## [Brief]
Look through the material and tally each line bearing the word "Oxygen". Give only the total.
--- START Entries shown ---
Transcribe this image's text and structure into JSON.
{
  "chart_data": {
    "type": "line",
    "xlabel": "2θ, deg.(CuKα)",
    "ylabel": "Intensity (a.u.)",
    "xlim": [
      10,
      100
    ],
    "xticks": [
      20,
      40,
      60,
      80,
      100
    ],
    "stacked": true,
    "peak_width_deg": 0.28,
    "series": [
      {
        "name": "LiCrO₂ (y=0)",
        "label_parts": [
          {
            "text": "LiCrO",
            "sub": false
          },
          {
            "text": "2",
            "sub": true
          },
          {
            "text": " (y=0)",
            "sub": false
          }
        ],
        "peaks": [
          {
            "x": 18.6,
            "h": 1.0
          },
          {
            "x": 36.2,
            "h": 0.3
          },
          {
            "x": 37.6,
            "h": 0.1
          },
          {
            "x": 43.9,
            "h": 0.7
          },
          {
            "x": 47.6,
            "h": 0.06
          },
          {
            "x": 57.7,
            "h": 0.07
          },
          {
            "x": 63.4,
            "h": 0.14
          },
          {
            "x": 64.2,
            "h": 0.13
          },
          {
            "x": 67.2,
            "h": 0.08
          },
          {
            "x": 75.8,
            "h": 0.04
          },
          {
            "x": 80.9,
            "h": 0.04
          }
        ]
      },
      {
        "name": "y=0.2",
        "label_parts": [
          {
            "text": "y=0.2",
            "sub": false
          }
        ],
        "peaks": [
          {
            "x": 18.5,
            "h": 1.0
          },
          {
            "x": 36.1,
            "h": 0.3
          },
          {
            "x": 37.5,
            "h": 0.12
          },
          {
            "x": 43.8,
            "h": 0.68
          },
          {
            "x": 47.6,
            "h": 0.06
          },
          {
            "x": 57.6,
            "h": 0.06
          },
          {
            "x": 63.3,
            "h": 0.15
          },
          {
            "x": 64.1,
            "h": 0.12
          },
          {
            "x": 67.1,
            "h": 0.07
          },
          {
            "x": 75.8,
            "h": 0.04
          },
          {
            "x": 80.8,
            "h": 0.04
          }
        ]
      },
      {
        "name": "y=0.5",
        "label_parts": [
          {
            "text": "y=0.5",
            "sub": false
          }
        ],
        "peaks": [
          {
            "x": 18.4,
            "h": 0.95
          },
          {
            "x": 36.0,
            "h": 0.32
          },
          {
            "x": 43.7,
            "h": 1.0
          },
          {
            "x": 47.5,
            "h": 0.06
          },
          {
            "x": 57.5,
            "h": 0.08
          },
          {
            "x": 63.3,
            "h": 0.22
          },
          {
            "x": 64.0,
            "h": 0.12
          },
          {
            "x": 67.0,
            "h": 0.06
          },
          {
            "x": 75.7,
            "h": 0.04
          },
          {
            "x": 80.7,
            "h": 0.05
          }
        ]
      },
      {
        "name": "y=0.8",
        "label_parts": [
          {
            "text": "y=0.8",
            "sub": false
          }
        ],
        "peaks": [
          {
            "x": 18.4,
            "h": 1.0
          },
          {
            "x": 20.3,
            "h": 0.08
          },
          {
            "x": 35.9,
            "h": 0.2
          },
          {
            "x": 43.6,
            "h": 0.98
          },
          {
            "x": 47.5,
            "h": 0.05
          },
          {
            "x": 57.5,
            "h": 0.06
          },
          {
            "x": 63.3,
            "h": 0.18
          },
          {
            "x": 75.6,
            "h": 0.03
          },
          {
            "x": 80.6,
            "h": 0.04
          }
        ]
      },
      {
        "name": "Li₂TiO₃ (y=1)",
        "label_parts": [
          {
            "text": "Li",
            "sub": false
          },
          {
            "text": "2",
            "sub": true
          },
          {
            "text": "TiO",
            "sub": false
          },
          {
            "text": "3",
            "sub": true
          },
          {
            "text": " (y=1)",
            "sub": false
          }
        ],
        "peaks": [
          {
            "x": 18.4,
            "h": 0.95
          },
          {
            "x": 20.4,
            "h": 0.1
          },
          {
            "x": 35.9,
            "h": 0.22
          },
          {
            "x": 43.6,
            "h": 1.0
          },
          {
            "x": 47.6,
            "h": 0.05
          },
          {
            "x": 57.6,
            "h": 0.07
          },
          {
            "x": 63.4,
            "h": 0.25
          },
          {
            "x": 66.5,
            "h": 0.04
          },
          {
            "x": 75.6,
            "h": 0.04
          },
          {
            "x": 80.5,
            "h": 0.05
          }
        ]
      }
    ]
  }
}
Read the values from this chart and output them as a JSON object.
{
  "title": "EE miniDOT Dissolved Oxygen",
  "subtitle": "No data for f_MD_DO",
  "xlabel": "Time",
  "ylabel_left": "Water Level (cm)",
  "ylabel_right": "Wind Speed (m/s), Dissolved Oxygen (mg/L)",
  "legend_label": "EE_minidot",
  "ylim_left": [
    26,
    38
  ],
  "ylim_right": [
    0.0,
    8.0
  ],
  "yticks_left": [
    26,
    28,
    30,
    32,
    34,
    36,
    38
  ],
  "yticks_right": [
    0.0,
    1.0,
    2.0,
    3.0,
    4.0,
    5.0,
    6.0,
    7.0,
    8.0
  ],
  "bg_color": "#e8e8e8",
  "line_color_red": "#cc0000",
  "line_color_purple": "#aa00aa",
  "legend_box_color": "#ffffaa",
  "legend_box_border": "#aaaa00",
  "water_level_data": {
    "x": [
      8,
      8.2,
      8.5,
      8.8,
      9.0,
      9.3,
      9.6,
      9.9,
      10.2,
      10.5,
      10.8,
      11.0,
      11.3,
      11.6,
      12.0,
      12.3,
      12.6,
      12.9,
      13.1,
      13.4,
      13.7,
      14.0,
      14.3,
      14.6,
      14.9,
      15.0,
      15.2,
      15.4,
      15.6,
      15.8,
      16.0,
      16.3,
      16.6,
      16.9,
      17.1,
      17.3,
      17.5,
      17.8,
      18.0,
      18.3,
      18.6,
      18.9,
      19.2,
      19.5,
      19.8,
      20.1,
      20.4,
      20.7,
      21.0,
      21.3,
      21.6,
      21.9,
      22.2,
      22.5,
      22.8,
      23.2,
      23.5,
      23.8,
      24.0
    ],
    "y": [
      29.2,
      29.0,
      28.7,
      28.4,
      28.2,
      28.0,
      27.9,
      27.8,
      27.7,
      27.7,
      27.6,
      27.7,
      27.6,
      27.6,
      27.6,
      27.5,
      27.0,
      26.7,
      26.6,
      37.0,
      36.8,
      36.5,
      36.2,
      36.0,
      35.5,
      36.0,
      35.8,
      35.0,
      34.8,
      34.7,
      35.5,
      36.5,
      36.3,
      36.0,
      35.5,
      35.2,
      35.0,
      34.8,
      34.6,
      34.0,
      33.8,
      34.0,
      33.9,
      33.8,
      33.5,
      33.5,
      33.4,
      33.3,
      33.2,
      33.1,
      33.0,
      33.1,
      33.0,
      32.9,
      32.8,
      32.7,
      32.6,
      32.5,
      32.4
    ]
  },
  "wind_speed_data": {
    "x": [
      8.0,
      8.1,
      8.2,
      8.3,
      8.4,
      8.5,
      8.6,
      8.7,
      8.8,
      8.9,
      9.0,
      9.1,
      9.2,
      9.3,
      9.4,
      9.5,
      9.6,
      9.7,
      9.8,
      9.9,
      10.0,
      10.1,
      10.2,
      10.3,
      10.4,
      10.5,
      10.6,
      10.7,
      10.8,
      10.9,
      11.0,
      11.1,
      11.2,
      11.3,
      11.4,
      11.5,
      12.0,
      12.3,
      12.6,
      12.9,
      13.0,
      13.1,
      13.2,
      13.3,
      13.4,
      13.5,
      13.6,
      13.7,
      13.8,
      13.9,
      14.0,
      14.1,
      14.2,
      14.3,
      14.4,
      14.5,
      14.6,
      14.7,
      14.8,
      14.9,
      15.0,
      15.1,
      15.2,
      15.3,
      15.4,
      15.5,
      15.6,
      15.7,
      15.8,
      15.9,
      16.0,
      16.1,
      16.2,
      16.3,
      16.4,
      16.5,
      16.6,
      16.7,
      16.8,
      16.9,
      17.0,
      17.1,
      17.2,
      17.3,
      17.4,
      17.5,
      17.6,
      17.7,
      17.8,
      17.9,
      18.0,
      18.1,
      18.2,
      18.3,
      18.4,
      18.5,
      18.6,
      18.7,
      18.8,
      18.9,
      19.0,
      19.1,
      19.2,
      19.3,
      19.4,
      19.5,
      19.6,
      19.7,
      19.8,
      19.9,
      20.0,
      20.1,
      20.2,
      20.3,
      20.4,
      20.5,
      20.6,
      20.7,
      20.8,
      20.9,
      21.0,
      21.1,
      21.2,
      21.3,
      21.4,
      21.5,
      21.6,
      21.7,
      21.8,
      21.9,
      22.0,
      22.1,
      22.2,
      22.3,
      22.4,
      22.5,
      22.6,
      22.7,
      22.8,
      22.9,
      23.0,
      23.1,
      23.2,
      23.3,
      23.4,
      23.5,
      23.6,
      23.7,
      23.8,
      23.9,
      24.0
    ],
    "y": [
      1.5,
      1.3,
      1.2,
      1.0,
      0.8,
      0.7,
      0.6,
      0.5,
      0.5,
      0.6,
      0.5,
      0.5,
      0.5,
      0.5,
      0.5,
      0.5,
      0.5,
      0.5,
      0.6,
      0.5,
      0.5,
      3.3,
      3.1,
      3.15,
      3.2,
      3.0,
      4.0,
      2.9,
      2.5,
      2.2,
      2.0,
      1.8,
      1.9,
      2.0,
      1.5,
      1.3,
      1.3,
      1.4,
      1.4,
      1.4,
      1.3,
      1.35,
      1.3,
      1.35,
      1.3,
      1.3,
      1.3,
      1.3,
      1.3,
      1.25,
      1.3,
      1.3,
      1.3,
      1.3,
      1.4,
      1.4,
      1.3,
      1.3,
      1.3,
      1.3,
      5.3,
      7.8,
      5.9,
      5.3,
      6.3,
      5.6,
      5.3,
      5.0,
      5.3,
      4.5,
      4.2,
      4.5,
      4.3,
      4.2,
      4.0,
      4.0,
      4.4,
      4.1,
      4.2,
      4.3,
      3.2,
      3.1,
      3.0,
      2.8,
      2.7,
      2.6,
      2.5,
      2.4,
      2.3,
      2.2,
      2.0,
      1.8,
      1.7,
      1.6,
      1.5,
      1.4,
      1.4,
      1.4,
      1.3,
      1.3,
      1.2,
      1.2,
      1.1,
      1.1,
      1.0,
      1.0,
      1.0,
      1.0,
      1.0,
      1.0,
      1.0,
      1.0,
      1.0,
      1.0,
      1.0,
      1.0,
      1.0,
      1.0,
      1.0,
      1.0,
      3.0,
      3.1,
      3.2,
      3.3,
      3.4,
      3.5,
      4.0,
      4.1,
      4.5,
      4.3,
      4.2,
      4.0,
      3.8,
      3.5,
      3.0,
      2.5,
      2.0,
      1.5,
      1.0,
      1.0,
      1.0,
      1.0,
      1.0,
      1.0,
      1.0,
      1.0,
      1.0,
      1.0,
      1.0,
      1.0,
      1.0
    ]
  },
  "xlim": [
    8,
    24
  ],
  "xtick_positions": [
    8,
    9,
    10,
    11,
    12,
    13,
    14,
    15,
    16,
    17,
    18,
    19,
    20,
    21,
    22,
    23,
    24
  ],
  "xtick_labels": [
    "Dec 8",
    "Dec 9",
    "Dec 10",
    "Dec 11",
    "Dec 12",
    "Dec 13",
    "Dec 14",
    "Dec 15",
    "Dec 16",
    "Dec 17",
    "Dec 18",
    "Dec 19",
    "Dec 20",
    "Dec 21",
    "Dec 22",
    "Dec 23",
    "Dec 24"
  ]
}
--- END Entries shown ---
## [Solution to this exercise]
2